« L’entreprise a besoin d’être libérée du modèle taylorien mais elle doit construire son propre modèle », explique Gilles Verrier

Avec Nicolas Bourgeois, Gilles Verrier est co-auteur de « Faut-il libérer l’entreprise ? » aux éditions Dunod. Extraits d’une interview parue sur L’Usine Nouvelle

Je pense qu’aucun système humain ne fonctionne sans régulation ni corps intermédiaire. Si on supprime tous les managers, ce sera celui qui parlera le plus fort qui va réguler, on va se retrouver avec des logiques de clanisme, qui ne sont pas favorables au développement de l’entreprise selon nous. La régulation de l’entreprise consiste à édicter les quelques règles de fonctionnement sur lesquels tout le monde est d’accord et qu’il faut faire respecter. Ceci étant rappelé, bien sûr que 90 % des processus des entreprises pourraient être supprimés, qu’il faut débureaucratiser l’entreprise, mais les 10 % restants sont selon nous essentiels. Il faut savoir qui décide en dernier ressort, qui arbitre les conflits.

(…) « Avec l’entreprise libérée telle que la formule Isaac Getz, je crains un monde pré-taylorien, où c’est la logique du renard dans le poulailler qui prévaut, ce qui ne me semble pas souhaitable. Dans l’entreprise libérée, celui qui n’est pas d’accord avec le groupe est éjecté du système. Il ne peut pas rester ».

Entrées du corpus —
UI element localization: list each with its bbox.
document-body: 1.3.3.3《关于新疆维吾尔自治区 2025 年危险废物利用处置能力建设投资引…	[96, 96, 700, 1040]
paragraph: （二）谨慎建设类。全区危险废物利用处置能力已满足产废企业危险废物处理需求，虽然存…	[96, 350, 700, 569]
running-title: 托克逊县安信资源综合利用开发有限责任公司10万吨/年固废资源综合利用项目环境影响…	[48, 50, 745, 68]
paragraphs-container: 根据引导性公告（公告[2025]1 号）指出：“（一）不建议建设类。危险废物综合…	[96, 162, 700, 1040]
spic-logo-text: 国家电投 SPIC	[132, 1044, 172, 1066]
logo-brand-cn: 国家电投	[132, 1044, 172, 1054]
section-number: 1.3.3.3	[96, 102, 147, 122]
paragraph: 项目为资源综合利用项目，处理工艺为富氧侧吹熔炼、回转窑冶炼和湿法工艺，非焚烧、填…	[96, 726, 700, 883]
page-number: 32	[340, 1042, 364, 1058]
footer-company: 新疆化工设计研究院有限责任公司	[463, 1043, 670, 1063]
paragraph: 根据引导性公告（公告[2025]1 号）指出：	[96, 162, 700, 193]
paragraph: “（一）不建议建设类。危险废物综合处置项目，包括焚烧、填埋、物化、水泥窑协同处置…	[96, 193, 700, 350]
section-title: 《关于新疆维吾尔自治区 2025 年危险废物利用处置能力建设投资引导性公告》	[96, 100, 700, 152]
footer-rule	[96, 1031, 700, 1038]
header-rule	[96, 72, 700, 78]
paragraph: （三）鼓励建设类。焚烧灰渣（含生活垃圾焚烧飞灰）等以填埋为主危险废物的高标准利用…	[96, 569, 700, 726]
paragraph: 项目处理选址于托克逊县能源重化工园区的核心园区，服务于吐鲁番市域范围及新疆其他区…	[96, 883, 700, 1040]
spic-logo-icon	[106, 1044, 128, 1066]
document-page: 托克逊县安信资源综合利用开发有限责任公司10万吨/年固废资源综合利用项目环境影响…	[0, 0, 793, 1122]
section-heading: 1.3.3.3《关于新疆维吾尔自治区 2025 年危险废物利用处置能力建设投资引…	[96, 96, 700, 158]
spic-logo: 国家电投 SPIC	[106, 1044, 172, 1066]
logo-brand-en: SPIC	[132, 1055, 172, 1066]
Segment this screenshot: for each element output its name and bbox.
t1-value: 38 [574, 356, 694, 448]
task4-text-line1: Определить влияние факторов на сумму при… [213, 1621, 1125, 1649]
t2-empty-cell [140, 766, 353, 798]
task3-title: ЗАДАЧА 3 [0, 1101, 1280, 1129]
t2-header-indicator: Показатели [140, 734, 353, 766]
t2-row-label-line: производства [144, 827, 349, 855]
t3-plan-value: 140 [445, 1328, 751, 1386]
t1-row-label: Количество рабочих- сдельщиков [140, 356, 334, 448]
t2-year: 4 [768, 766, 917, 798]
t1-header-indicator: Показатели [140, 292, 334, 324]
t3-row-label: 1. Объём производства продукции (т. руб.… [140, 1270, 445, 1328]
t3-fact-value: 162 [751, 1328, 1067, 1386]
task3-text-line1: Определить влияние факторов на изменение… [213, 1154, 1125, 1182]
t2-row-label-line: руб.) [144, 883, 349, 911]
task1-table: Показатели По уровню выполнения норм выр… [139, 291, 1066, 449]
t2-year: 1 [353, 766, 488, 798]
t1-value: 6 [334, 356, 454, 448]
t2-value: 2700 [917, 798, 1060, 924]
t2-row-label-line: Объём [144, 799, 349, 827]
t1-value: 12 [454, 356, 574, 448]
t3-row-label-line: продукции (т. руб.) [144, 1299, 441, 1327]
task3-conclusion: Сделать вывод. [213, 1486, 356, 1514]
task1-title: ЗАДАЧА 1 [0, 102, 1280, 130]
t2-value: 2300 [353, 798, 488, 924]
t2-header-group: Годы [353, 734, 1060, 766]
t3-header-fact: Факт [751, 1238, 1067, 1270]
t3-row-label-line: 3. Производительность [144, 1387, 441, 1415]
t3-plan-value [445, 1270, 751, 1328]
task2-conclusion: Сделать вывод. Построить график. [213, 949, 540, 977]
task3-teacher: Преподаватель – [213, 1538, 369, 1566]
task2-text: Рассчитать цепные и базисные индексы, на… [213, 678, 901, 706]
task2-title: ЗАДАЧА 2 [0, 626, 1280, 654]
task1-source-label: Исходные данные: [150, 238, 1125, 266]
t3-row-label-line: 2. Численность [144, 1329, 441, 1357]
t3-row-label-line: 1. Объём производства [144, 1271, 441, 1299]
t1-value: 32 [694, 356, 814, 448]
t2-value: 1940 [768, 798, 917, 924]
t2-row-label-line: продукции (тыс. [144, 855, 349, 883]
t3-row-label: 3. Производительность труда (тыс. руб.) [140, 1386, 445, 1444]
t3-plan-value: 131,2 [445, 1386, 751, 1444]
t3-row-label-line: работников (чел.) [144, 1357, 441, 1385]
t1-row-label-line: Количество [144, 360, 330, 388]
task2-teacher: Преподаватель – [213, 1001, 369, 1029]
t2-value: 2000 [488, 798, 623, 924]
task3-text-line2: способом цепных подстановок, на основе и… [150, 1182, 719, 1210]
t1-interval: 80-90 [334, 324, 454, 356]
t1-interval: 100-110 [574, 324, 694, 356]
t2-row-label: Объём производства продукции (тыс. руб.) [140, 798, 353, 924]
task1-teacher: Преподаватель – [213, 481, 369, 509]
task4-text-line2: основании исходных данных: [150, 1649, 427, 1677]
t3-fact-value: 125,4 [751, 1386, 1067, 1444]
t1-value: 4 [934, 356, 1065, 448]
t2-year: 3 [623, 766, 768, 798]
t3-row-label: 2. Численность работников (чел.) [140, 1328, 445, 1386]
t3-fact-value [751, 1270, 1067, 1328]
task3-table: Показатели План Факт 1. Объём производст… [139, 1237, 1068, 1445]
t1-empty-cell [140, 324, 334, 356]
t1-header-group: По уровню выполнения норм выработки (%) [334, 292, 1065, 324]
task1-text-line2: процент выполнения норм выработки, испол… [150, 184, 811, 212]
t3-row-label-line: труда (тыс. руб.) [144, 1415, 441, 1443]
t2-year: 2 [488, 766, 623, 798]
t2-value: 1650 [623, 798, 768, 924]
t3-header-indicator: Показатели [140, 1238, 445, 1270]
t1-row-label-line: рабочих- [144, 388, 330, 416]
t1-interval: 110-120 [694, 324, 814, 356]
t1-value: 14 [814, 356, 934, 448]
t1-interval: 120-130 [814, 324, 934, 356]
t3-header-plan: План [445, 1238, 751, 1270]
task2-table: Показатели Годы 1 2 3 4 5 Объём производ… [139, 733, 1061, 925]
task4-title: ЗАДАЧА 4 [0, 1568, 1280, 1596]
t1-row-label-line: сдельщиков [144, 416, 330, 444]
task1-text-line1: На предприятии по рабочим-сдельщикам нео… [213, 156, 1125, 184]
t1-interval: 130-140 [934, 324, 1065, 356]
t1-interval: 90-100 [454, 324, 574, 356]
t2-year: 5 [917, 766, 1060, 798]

Consigne — Recopiez sans rien changer tout le passage de l’interview sur l’entreprise libérée qui va de « Je pense qu’aucun » jusqu’à « arbitre les conflits. ».

Résultat obtenu —
Je pense qu’aucun système humain ne fonctionne sans régulation ni corps intermédiaire. Si on supprime tous les managers, ce sera celui qui parlera le plus fort qui va réguler, on va se retrouver avec des logiques de clanisme, qui ne sont pas favorables au développement de l’entreprise selon nous. La régulation de l’entreprise consiste à édicter les quelques règles de fonctionnement sur lesquels tout le monde est d’accord et qu’il faut faire respecter. Ceci étant rappelé, bien sûr que 90 % des processus des entreprises pourraient être supprimés, qu’il faut débureaucratiser l’entreprise, mais les 10 % restants sont selon nous essentiels. Il faut savoir qui décide en dernier ressort, qui arbitre les conflits.